[INFORMATION SUPPLIED]
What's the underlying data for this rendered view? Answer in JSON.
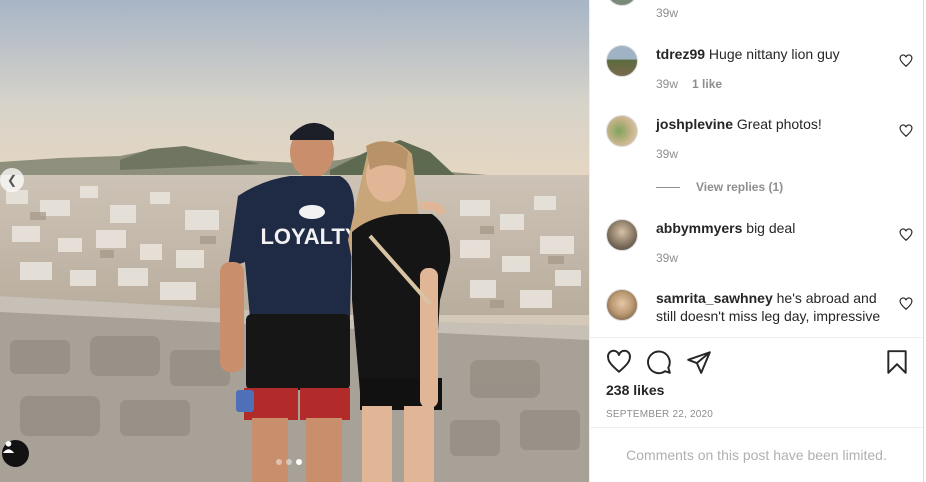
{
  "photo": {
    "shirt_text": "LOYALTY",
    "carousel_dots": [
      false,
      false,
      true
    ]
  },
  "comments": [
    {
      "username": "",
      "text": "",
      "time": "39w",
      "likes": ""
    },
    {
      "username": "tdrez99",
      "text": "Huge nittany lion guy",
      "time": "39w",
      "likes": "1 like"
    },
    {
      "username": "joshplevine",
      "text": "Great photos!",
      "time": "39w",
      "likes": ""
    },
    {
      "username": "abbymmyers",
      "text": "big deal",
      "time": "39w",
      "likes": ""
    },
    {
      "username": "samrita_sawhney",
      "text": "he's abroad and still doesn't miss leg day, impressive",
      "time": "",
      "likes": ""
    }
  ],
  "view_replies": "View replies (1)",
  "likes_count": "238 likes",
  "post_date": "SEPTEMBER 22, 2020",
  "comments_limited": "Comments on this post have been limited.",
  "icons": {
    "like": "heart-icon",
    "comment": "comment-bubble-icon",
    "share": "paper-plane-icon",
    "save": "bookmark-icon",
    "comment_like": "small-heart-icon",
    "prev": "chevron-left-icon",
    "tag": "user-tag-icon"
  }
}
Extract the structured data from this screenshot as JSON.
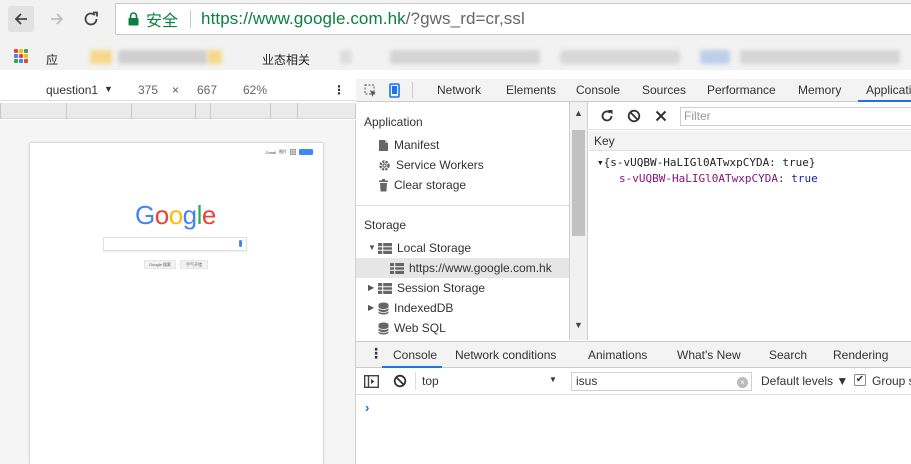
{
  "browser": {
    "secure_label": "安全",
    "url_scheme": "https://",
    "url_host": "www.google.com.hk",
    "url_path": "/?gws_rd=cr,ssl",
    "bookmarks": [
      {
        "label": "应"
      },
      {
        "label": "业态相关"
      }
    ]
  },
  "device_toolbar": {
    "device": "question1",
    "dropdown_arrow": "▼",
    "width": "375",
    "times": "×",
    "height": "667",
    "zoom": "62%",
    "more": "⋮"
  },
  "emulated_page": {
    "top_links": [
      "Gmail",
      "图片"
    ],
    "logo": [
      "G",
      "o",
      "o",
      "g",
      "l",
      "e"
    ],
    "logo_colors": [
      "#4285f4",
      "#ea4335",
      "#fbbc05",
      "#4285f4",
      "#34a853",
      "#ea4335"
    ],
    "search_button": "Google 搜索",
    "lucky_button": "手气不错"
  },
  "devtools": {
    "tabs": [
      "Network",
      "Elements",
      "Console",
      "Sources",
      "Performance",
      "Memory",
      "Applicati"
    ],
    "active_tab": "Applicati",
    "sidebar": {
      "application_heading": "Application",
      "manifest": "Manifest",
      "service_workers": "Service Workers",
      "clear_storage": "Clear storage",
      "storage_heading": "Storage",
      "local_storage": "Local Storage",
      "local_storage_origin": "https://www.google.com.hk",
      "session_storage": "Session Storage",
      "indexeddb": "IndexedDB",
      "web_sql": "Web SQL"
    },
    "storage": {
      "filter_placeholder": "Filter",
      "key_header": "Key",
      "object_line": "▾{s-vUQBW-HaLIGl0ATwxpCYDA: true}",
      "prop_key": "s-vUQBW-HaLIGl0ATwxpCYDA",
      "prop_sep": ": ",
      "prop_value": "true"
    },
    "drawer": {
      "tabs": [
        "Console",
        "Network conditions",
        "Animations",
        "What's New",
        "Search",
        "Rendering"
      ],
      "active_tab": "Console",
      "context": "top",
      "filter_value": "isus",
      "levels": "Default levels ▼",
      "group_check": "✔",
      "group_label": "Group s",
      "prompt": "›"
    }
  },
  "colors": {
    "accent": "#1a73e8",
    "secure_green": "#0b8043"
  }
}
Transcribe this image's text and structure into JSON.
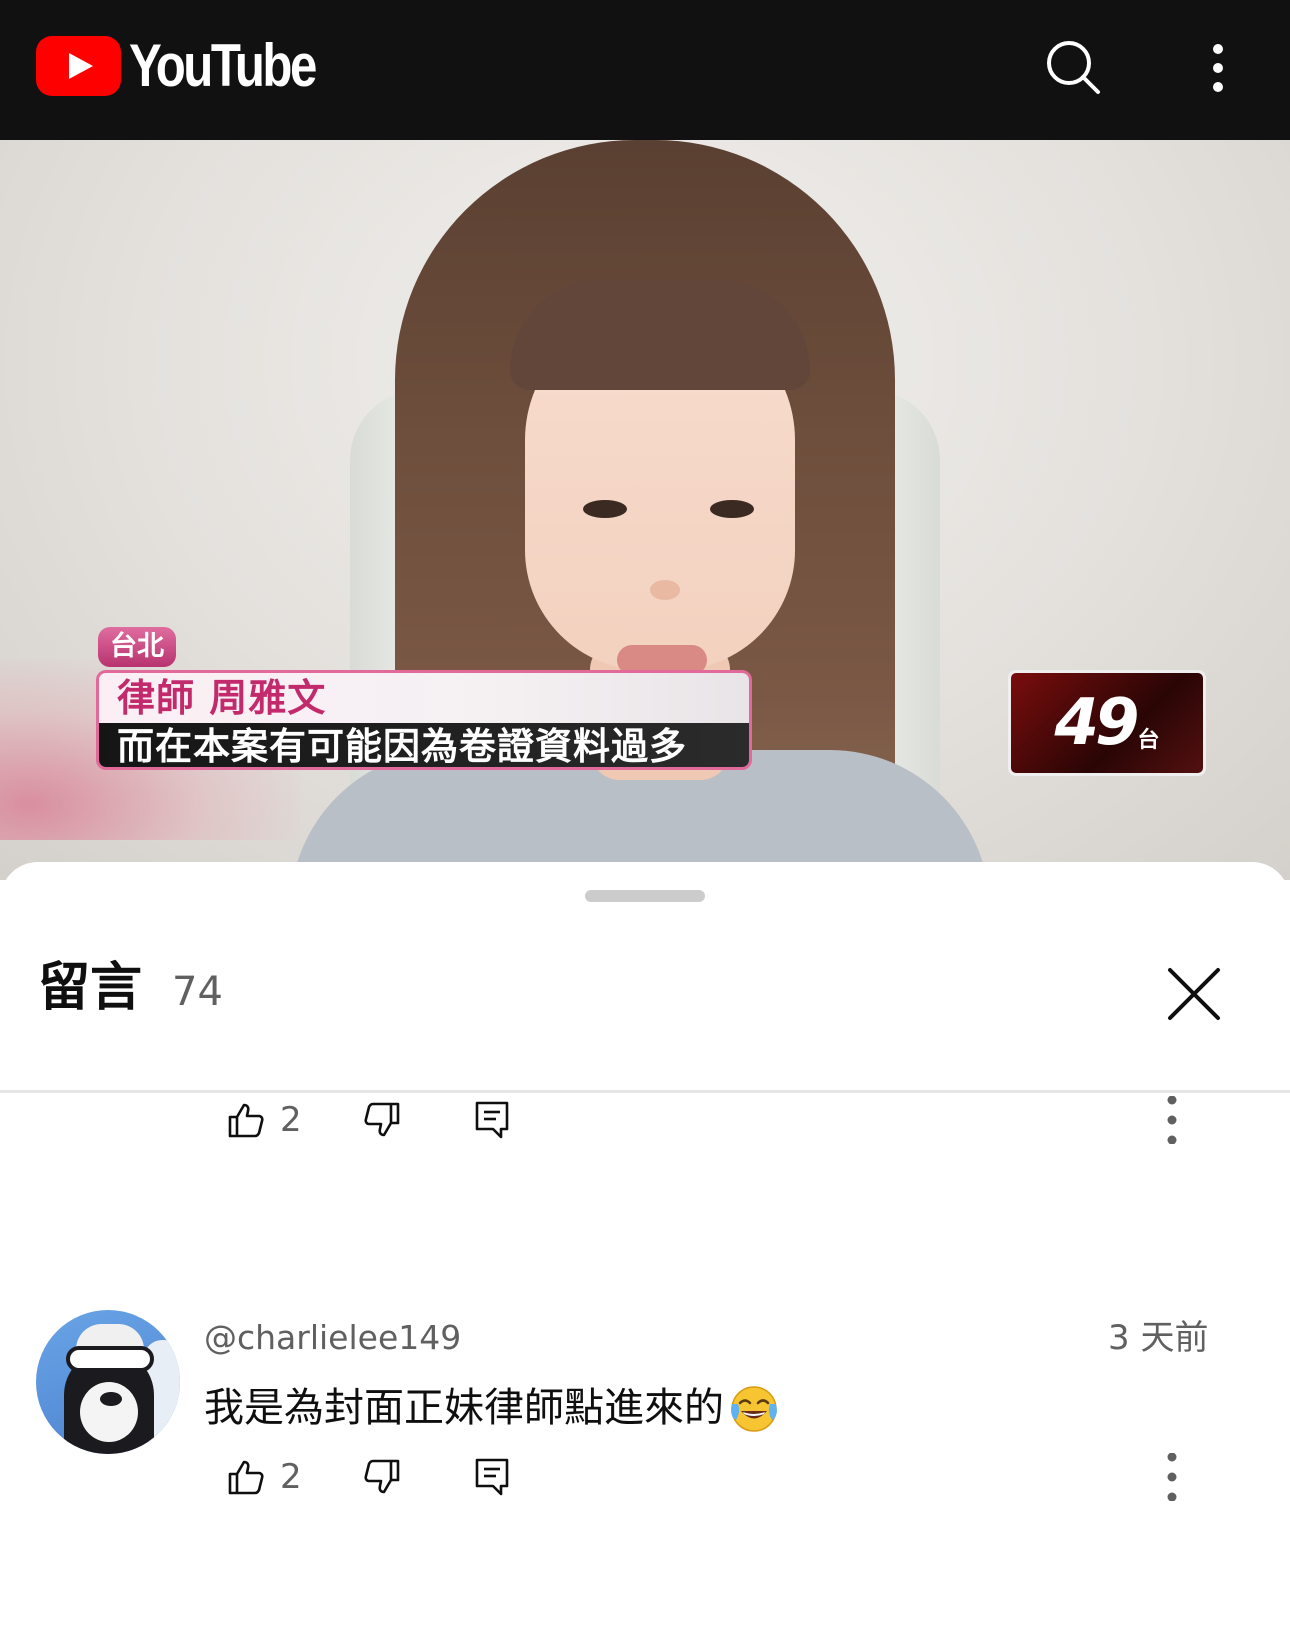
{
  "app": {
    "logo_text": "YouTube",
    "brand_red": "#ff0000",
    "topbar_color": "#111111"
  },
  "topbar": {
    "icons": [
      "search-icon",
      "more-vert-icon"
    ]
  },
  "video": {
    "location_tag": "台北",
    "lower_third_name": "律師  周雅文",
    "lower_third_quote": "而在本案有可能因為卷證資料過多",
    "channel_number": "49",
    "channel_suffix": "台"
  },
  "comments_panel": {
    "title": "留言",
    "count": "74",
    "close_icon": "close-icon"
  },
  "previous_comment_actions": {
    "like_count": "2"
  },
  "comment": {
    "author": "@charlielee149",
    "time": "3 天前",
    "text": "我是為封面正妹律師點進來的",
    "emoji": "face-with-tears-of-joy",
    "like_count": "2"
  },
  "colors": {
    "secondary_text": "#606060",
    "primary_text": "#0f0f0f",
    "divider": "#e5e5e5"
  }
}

---

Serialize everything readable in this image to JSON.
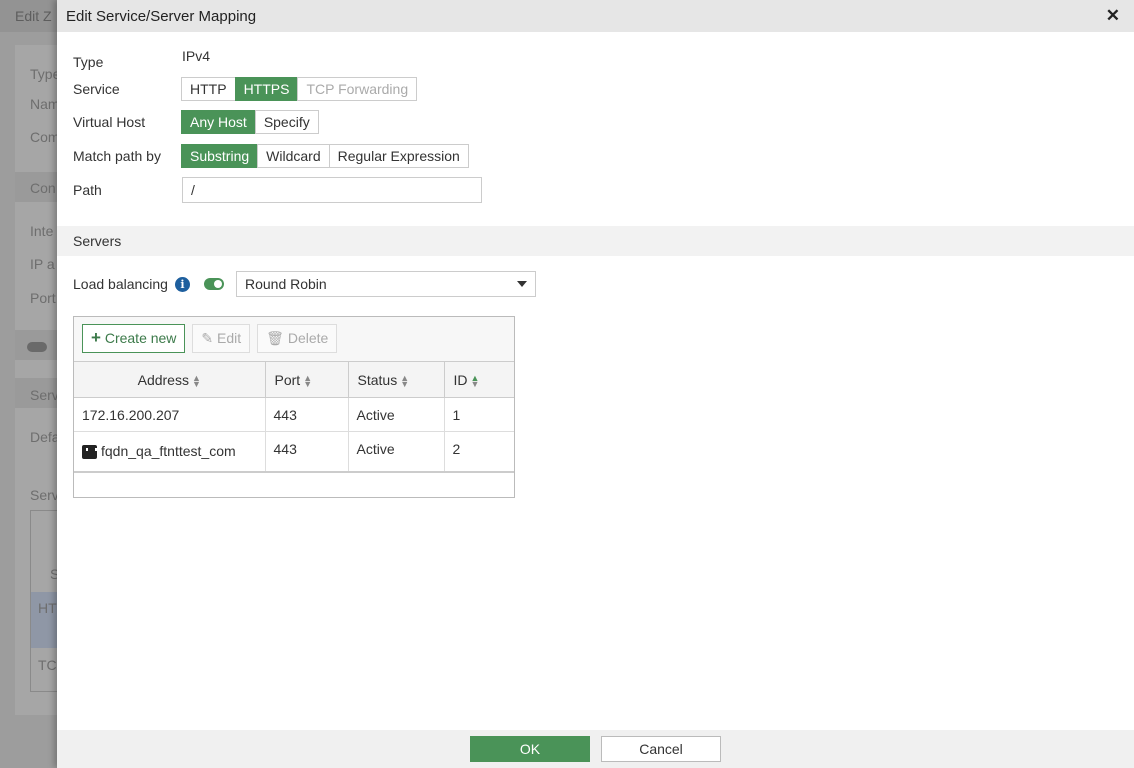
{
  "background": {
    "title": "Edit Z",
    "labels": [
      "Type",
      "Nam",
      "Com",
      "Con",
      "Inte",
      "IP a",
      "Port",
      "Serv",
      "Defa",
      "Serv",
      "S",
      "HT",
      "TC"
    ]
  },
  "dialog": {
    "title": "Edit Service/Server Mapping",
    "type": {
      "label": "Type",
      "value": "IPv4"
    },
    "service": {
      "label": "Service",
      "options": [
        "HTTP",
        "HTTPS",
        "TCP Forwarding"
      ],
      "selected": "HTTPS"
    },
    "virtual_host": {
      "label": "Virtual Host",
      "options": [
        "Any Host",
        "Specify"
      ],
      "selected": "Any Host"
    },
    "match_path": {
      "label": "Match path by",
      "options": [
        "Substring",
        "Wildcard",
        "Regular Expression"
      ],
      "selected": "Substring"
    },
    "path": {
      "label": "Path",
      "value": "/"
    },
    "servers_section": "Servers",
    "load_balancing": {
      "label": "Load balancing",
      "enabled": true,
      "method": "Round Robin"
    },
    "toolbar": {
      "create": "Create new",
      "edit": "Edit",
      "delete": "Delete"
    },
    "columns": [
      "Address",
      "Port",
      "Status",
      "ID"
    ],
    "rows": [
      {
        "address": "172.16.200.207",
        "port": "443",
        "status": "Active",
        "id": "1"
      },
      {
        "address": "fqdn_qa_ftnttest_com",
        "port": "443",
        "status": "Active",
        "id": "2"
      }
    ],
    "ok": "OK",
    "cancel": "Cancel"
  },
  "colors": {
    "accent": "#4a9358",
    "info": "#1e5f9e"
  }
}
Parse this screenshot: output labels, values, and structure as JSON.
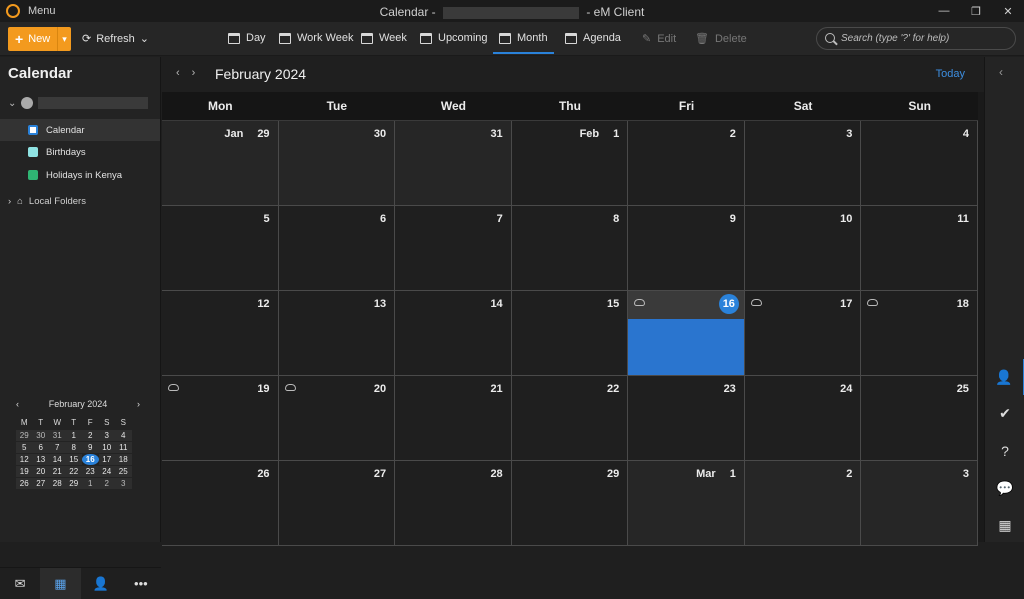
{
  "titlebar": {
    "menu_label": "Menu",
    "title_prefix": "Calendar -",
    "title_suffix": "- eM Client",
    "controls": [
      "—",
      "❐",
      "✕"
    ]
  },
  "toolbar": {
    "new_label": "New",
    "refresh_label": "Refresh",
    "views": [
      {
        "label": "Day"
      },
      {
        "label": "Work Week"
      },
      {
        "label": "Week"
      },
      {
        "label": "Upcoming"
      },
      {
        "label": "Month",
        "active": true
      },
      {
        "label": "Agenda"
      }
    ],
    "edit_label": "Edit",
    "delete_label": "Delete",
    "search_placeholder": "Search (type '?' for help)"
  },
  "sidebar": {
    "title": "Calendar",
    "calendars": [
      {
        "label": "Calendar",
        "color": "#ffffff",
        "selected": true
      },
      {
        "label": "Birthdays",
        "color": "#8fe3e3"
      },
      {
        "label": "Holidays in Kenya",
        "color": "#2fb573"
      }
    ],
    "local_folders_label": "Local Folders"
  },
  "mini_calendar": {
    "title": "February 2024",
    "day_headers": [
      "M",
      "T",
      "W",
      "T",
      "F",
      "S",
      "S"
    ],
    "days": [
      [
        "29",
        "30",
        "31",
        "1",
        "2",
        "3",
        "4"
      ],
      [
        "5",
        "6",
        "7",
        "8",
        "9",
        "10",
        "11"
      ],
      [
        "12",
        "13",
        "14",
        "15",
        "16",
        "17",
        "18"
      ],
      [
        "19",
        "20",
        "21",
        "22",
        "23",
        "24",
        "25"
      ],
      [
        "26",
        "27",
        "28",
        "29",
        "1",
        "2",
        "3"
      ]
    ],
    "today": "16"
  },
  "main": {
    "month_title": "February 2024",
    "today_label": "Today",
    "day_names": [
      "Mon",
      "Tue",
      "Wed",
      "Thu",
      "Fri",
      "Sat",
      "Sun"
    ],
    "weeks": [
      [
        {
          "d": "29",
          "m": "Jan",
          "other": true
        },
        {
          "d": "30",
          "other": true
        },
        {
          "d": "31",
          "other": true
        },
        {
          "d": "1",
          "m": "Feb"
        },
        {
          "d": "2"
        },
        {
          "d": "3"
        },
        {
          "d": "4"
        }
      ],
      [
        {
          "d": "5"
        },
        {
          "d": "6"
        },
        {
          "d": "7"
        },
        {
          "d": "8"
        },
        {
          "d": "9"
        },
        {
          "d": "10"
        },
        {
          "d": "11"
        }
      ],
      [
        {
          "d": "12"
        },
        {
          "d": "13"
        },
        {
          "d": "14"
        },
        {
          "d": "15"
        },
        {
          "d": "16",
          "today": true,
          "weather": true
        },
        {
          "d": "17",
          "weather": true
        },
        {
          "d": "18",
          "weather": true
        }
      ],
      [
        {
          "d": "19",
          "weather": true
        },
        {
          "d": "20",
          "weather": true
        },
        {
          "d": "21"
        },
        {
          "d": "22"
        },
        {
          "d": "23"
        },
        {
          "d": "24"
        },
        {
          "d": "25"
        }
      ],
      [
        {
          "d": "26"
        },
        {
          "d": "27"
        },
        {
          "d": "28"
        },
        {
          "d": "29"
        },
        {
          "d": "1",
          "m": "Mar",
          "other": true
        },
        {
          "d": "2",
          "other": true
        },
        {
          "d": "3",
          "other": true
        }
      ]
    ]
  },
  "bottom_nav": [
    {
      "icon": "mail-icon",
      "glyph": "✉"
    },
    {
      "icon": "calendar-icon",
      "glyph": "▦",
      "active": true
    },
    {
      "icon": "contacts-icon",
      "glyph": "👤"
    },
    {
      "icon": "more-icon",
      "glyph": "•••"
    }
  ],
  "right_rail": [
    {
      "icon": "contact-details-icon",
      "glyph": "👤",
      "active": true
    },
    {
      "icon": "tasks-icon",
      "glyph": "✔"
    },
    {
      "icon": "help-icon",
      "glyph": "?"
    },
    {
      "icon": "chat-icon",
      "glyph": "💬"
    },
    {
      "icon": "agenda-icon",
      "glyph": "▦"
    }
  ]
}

[TASK DESCRIPTION] Return every line of the preceding records in which the word "What" appears.

[ANSWER TO THIS PROBLEM]
What's the underlying data for this rendered view? Answer in JSON.
        "What's New",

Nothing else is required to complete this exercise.